• _SHORT PROBLEM_
Give all of the lines again exactly as they read.

• _DATASET RECORDS_

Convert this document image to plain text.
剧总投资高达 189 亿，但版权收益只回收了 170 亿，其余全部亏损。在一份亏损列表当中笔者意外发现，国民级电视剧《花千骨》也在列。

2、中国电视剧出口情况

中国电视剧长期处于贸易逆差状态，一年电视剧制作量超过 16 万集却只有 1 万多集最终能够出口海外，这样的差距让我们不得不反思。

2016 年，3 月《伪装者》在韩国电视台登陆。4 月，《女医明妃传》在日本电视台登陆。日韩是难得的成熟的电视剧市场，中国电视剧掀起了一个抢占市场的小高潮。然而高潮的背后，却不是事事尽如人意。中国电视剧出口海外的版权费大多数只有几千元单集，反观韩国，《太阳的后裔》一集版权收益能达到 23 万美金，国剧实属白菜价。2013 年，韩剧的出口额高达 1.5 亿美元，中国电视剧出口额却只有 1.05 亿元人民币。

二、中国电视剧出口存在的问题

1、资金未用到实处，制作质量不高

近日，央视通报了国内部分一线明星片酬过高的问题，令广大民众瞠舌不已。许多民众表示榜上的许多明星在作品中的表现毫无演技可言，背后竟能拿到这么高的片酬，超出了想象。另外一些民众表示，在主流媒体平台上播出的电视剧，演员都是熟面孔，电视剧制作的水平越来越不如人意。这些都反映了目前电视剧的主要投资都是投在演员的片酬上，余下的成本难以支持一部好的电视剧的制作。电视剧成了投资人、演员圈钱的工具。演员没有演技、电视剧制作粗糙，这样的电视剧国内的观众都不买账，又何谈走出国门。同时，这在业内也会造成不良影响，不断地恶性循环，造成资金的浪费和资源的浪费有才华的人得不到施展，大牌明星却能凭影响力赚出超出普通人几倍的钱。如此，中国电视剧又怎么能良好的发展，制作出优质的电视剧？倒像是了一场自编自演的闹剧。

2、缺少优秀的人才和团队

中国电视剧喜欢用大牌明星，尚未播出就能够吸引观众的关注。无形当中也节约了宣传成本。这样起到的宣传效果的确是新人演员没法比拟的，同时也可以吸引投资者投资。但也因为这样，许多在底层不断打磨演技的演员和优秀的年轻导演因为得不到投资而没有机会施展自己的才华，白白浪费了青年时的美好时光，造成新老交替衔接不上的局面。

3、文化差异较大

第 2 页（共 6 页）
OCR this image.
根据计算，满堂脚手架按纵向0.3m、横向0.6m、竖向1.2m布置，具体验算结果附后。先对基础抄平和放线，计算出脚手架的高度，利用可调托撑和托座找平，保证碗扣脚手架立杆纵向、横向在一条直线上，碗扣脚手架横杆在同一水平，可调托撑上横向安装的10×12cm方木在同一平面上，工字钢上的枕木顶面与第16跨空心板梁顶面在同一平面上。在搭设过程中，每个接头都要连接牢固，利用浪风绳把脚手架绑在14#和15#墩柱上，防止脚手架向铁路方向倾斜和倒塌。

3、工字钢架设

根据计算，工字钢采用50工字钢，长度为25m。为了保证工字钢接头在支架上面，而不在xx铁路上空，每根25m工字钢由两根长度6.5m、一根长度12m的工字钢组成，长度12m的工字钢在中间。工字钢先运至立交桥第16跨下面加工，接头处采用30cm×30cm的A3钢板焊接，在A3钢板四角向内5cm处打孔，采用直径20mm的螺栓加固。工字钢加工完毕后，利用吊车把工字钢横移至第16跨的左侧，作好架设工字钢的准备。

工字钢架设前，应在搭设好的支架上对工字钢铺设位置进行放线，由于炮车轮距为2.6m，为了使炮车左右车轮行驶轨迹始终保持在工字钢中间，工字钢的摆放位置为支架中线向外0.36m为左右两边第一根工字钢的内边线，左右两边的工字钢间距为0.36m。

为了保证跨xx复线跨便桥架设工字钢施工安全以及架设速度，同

• _CORRECT ANSWER_
Convert this document image to plain text.
剧总投资高达 189 亿，但版权收益只回收了 170 亿，其余全部亏损。在一份亏损列表当中笔者意外发现，国民级电视剧《花千骨》也在列。

2、中国电视剧出口情况

中国电视剧长期处于贸易逆差状态，一年电视剧制作量超过 16 万集却只有 1 万多集最终能够出口海外，这样的差距让我们不得不反思。

2016 年，3 月《伪装者》在韩国电视台登陆。4 月，《女医明妃传》在日本电视台登陆。日韩是难得的成熟的电视剧市场，中国电视剧掀起了一个抢占市场的小高潮。然而高潮的背后，却不是事事尽如人意。中国电视剧出口海外的版权费大多数只有几千元单集，反观韩国，《太阳的后裔》一集版权收益能达到 23 万美金，国剧实属白菜价。2013 年，韩剧的出口额高达 1.5 亿美元，中国电视剧出口额却只有 1.05 亿元人民币。

二、中国电视剧出口存在的问题

1、资金未用到实处，制作质量不高

近日，央视通报了国内部分一线明星片酬过高的问题，令广大民众瞠舌不已。许多民众表示榜上的许多明星在作品中的表现毫无演技可言，背后竟能拿到这么高的片酬，超出了想象。另外一些民众表示，在主流媒体平台上播出的电视剧，演员都是熟面孔，电视剧制作的水平越来越不如人意。这些都反映了目前电视剧的主要投资都是投在演员的片酬上，余下的成本难以支持一部好的电视剧的制作。电视剧成了投资人、演员圈钱的工具。演员没有演技、电视剧制作粗糙，这样的电视剧国内的观众都不买账，又何谈走出国门。同时，这在业内也会造成不良影响，不断地恶性循环，造成资金的浪费和资源的浪费有才华的人得不到施展，大牌明星却能凭影响力赚出超出普通人几倍的钱。如此，中国电视剧又怎么能良好的发展，制作出优质的电视剧？倒像是了一场自编自演的闹剧。

2、缺少优秀的人才和团队

中国电视剧喜欢用大牌明星，尚未播出就能够吸引观众的关注。无形当中也节约了宣传成本。这样起到的宣传效果的确是新人演员没法比拟的，同时也可以吸引投资者投资。但也因为这样，许多在底层不断打磨演技的演员和优秀的年轻导演因为得不到投资而没有机会施展自己的才华，白白浪费了青年时的美好时光，造成新老交替衔接不上的局面。

3、文化差异较大

第 2 页（共 6 页）
OCR this image.
根据计算，满堂脚手架按纵向0.3m、横向0.6m、竖向1.2m布置，具体验算结果附后。先对基础抄平和放线，计算出脚手架的高度，利用可调托撑和托座找平，保证碗扣脚手架立杆纵向、横向在一条直线上，碗扣脚手架横杆在同一水平，可调托撑上横向安装的10×12cm方木在同一平面上，工字钢上的枕木顶面与第16跨空心板梁顶面在同一平面上。在搭设过程中，每个接头都要连接牢固，利用浪风绳把脚手架绑在14#和15#墩柱上，防止脚手架向铁路方向倾斜和倒塌。

3、工字钢架设

根据计算，工字钢采用50工字钢，长度为25m。为了保证工字钢接头在支架上面，而不在xx铁路上空，每根25m工字钢由两根长度6.5m、一根长度12m的工字钢组成，长度12m的工字钢在中间。工字钢先运至立交桥第16跨下面加工，接头处采用30cm×30cm的A3钢板焊接，在A3钢板四角向内5cm处打孔，采用直径20mm的螺栓加固。工字钢加工完毕后，利用吊车把工字钢横移至第16跨的左侧，作好架设工字钢的准备。

工字钢架设前，应在搭设好的支架上对工字钢铺设位置进行放线，由于炮车轮距为2.6m，为了使炮车左右车轮行驶轨迹始终保持在工字钢中间，工字钢的摆放位置为支架中线向外0.36m为左右两边第一根工字钢的内边线，左右两边的工字钢间距为0.36m。

为了保证跨xx复线跨便桥架设工字钢施工安全以及架设速度，同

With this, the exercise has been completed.